━━━ Extracted data

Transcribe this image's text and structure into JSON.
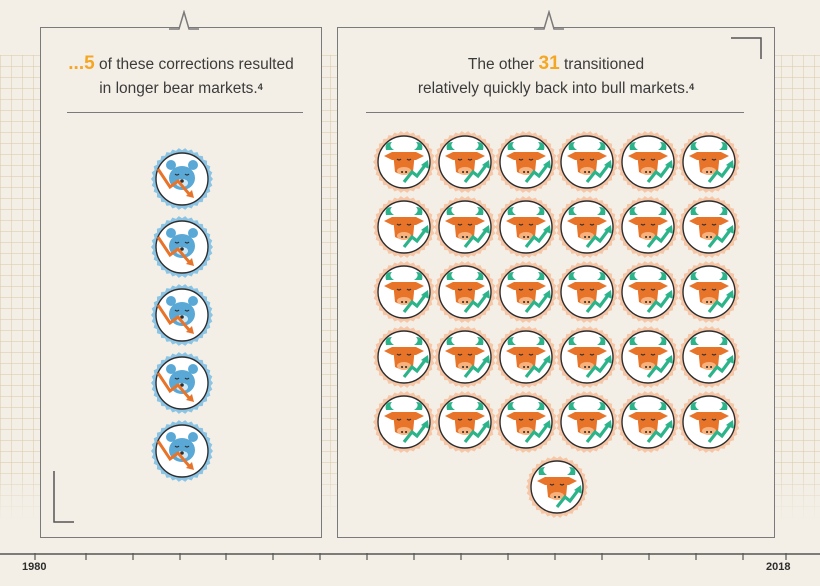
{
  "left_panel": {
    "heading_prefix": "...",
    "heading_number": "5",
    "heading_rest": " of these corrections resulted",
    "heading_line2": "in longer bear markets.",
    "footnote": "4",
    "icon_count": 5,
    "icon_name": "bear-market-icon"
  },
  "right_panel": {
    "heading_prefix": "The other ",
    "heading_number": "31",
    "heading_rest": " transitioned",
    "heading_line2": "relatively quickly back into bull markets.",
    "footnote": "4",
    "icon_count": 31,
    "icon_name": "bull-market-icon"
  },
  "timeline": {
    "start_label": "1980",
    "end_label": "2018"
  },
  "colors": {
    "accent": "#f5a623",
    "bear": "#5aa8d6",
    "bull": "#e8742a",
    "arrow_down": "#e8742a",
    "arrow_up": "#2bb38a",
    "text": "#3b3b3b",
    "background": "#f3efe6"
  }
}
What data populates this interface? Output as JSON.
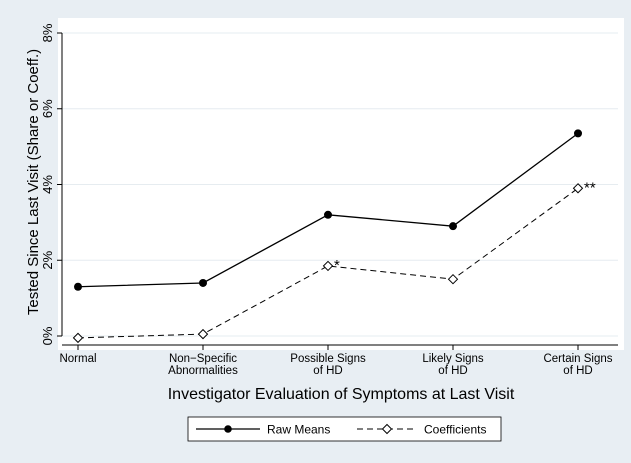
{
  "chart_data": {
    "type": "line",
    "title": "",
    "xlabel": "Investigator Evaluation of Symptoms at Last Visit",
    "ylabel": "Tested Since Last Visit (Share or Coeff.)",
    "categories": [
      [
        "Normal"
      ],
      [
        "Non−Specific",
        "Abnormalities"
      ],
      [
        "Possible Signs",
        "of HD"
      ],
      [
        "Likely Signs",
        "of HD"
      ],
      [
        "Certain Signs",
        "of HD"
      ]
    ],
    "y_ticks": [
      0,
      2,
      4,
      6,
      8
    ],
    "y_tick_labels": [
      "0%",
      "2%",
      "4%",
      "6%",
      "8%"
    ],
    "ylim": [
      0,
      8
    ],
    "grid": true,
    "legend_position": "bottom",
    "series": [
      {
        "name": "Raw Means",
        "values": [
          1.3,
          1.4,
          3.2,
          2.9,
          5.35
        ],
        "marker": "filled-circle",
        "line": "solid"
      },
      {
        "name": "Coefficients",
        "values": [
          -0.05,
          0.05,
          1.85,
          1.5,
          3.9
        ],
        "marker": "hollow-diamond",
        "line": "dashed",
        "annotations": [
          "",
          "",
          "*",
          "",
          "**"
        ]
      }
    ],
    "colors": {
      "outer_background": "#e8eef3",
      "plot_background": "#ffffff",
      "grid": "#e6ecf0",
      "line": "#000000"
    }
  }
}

━━━━━━

■ The task
Copy out all lines where the word "JSON" appears.

■ Answer for the task
Transcribe this image's text and structure into JSON.
What data populates this interface? Output as JSON.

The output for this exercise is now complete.